▶ _Data for processing_
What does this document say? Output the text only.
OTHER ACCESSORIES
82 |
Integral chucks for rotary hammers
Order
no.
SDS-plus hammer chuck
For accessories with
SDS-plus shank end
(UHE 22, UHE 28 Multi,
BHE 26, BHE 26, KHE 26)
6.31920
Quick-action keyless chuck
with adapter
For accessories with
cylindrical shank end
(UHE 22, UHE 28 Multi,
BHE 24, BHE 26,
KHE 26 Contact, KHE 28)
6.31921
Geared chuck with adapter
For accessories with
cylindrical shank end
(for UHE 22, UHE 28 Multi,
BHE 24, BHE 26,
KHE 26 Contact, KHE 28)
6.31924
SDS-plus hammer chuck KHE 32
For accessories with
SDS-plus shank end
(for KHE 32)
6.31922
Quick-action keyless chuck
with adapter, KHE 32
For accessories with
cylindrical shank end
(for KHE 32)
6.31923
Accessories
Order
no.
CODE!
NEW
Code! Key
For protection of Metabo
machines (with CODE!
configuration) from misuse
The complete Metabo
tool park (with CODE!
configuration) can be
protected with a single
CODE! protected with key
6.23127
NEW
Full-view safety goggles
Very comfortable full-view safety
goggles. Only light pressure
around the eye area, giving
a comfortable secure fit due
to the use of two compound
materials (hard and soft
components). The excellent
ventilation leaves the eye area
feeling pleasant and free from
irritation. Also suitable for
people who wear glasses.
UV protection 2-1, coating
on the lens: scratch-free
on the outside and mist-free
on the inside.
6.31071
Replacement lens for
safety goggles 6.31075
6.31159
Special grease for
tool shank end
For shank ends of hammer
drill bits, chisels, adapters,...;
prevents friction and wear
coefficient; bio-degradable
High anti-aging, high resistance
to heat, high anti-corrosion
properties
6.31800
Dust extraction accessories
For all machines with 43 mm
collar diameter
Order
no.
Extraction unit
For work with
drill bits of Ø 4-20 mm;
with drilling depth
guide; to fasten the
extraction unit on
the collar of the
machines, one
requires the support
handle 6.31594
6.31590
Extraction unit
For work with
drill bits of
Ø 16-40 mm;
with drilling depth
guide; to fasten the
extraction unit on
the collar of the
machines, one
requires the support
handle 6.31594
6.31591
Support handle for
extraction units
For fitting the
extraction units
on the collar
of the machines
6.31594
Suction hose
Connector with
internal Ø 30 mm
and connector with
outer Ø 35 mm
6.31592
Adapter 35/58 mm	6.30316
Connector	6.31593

▶ _What the task requires_
Restate all of the entries above precisely.

▶ _Result of the exercise_
What does this document say? Output the text only.
OTHER ACCESSORIES
82 |
Integral chucks for rotary hammers
Order
no.
SDS-plus hammer chuck
For accessories with
SDS-plus shank end
(UHE 22, UHE 28 Multi,
BHE 26, BHE 26, KHE 26)
6.31920
Quick-action keyless chuck
with adapter
For accessories with
cylindrical shank end
(UHE 22, UHE 28 Multi,
BHE 24, BHE 26,
KHE 26 Contact, KHE 28)
6.31921
Geared chuck with adapter
For accessories with
cylindrical shank end
(for UHE 22, UHE 28 Multi,
BHE 24, BHE 26,
KHE 26 Contact, KHE 28)
6.31924
SDS-plus hammer chuck KHE 32
For accessories with
SDS-plus shank end
(for KHE 32)
6.31922
Quick-action keyless chuck
with adapter, KHE 32
For accessories with
cylindrical shank end
(for KHE 32)
6.31923
Accessories
Order
no.
CODE!
NEW
Code! Key
For protection of Metabo
machines (with CODE!
configuration) from misuse
The complete Metabo
tool park (with CODE!
configuration) can be
protected with a single
CODE! protected with key
6.23127
NEW
Full-view safety goggles
Very comfortable full-view safety
goggles. Only light pressure
around the eye area, giving
a comfortable secure fit due
to the use of two compound
materials (hard and soft
components). The excellent
ventilation leaves the eye area
feeling pleasant and free from
irritation. Also suitable for
people who wear glasses.
UV protection 2-1, coating
on the lens: scratch-free
on the outside and mist-free
on the inside.
6.31071
Replacement lens for
safety goggles 6.31075
6.31159
Special grease for
tool shank end
For shank ends of hammer
drill bits, chisels, adapters,...;
prevents friction and wear
coefficient; bio-degradable
High anti-aging, high resistance
to heat, high anti-corrosion
properties
6.31800
Dust extraction accessories
For all machines with 43 mm
collar diameter
Order
no.
Extraction unit
For work with
drill bits of Ø 4-20 mm;
with drilling depth
guide; to fasten the
extraction unit on
the collar of the
machines, one
requires the support
handle 6.31594
6.31590
Extraction unit
For work with
drill bits of
Ø 16-40 mm;
with drilling depth
guide; to fasten the
extraction unit on
the collar of the
machines, one
requires the support
handle 6.31594
6.31591
Support handle for
extraction units
For fitting the
extraction units
on the collar
of the machines
6.31594
Suction hose
Connector with
internal Ø 30 mm
and connector with
outer Ø 35 mm
6.31592
Adapter 35/58 mm	6.30316
Connector	6.31593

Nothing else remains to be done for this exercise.